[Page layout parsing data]
=== Section Start ===

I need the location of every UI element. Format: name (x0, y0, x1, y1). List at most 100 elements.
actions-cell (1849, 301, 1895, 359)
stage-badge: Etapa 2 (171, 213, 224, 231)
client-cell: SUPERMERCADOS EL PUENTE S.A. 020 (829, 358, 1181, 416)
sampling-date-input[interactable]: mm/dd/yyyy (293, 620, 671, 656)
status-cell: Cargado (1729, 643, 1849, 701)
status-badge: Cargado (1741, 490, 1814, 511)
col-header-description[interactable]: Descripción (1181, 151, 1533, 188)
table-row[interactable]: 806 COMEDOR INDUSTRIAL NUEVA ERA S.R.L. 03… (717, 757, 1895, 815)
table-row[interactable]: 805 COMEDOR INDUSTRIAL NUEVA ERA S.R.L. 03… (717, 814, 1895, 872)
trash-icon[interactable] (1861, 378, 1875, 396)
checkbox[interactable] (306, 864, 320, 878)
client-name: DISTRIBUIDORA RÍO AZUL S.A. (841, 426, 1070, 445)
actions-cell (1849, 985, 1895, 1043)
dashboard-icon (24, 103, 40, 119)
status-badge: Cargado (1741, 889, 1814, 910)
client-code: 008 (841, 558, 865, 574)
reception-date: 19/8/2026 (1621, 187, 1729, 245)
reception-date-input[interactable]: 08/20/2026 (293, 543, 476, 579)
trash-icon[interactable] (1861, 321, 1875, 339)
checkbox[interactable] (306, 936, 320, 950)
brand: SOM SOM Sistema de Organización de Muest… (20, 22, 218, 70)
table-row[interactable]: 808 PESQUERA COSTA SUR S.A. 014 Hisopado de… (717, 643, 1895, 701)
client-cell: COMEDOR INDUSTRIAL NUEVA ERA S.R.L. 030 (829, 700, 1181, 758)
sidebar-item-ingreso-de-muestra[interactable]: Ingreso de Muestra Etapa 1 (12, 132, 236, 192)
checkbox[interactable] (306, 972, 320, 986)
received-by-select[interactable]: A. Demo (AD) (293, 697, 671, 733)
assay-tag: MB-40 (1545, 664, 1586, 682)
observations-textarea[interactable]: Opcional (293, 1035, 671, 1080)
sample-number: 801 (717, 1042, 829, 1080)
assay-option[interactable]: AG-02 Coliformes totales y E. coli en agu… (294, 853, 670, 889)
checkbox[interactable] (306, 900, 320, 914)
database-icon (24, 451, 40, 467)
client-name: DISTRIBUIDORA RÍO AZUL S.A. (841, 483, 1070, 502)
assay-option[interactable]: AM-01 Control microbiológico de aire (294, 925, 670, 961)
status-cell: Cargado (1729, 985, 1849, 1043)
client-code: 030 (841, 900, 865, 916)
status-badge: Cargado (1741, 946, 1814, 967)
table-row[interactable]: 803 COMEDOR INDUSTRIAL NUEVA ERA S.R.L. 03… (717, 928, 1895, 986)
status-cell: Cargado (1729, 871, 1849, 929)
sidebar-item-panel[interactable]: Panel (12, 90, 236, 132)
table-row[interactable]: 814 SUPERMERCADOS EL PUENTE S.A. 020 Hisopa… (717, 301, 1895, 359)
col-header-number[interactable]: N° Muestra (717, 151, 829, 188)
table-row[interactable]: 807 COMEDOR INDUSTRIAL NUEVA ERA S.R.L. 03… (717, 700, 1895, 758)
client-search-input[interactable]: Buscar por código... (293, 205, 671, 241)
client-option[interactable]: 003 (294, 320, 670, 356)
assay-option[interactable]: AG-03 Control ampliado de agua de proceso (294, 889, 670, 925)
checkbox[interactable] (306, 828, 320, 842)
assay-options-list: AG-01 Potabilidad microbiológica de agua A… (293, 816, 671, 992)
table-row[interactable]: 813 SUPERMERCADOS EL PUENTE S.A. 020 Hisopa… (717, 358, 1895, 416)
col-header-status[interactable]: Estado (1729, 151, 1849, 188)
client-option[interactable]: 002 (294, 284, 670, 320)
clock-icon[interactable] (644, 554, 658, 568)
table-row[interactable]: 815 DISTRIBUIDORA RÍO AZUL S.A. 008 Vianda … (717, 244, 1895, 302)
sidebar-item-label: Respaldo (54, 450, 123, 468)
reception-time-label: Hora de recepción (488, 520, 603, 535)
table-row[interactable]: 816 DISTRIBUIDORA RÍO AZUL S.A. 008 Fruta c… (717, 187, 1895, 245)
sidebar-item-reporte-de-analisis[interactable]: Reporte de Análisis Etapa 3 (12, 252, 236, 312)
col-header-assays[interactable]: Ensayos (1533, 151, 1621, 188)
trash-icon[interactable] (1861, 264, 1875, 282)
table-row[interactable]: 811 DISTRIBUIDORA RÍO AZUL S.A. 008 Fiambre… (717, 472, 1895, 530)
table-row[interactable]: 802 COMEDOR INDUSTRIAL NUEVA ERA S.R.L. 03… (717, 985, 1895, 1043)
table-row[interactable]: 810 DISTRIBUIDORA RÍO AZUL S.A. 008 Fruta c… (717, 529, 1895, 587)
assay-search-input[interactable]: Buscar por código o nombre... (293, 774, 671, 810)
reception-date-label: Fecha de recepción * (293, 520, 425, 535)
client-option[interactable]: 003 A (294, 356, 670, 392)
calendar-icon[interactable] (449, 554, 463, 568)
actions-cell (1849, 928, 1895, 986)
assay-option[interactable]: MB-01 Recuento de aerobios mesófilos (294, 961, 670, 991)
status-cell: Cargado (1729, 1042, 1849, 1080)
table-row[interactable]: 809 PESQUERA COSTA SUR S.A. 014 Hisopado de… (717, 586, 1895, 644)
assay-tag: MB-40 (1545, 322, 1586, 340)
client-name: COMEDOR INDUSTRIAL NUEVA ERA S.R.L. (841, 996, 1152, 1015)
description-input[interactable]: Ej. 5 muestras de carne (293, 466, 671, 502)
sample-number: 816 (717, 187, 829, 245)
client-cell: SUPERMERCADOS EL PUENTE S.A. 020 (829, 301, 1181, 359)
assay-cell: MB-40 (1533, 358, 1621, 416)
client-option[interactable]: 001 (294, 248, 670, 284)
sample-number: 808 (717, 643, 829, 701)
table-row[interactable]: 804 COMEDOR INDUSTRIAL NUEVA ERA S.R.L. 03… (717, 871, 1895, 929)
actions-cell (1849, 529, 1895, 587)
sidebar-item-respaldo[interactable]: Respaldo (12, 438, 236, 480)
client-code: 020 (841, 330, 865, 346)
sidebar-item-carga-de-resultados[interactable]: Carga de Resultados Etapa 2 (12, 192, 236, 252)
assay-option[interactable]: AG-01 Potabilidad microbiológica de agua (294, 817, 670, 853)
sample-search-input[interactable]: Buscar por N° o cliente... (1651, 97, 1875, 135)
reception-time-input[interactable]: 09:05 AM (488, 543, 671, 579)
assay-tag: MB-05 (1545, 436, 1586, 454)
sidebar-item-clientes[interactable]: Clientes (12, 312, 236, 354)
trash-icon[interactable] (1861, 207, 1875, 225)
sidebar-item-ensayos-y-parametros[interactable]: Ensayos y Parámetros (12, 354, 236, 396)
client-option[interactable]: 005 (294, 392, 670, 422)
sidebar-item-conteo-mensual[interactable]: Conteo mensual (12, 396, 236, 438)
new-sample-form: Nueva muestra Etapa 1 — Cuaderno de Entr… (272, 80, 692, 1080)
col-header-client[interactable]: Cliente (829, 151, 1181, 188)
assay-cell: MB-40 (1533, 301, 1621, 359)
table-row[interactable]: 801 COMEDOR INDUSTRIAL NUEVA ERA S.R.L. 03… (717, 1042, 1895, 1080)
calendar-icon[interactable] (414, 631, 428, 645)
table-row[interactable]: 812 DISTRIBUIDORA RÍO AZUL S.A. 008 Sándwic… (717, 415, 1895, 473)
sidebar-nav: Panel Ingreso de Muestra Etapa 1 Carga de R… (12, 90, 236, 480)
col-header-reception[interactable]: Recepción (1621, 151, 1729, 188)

=== Section End ===

Review the preceding data and report every line that includes the string "time".

reception-time-label: Hora de recepción (488, 520, 603, 535)
reception-time-input[interactable]: 09:05 AM (488, 543, 671, 579)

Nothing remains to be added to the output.